Exercise aim: Return the records, each one exactly as written.

Dataset content:
==*==

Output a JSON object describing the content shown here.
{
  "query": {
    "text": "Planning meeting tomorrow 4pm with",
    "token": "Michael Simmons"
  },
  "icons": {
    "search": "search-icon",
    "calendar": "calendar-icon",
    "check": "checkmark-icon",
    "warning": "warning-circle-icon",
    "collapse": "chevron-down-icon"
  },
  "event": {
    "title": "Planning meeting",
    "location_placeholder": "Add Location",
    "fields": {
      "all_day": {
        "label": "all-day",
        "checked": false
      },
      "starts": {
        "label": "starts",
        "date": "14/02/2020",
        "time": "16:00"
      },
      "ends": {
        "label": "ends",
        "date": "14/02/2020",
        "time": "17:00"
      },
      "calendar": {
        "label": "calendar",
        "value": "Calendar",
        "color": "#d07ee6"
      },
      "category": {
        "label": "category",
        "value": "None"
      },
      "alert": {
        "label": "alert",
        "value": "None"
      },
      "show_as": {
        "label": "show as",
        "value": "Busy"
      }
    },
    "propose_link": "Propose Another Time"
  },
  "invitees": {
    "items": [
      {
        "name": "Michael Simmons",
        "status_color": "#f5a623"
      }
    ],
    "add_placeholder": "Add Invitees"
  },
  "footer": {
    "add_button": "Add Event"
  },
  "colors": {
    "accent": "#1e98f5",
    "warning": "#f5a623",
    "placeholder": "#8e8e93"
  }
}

==*==

Solved problem:
Output a JSON object describing the content shown here.
{
  "query": {
    "text": "Planning meeting tomorrow 4pm with",
    "token": "Michael Simmons"
  },
  "icons": {
    "search": "search-icon",
    "calendar": "calendar-icon",
    "check": "checkmark-icon",
    "warning": "warning-circle-icon",
    "collapse": "chevron-down-icon"
  },
  "event": {
    "title": "Planning meeting",
    "location_placeholder": "Add Location",
    "fields": {
      "all_day": {
        "label": "all-day",
        "checked": false
      },
      "starts": {
        "label": "starts",
        "date": "14/02/2020",
        "time": "16:00"
      },
      "ends": {
        "label": "ends",
        "date": "14/02/2020",
        "time": "17:00"
      },
      "calendar": {
        "label": "calendar",
        "value": "Calendar",
        "color": "#d07ee6"
      },
      "category": {
        "label": "category",
        "value": "None"
      },
      "alert": {
        "label": "alert",
        "value": "None"
      },
      "show_as": {
        "label": "show as",
        "value": "Busy"
      }
    },
    "propose_link": "Propose Another Time"
  },
  "invitees": {
    "items": [
      {
        "name": "Michael Simmons",
        "status_color": "#f5a623"
      }
    ],
    "add_placeholder": "Add Invitees"
  },
  "footer": {
    "add_button": "Add Event"
  },
  "colors": {
    "accent": "#1e98f5",
    "warning": "#f5a623",
    "placeholder": "#8e8e93"
  }
}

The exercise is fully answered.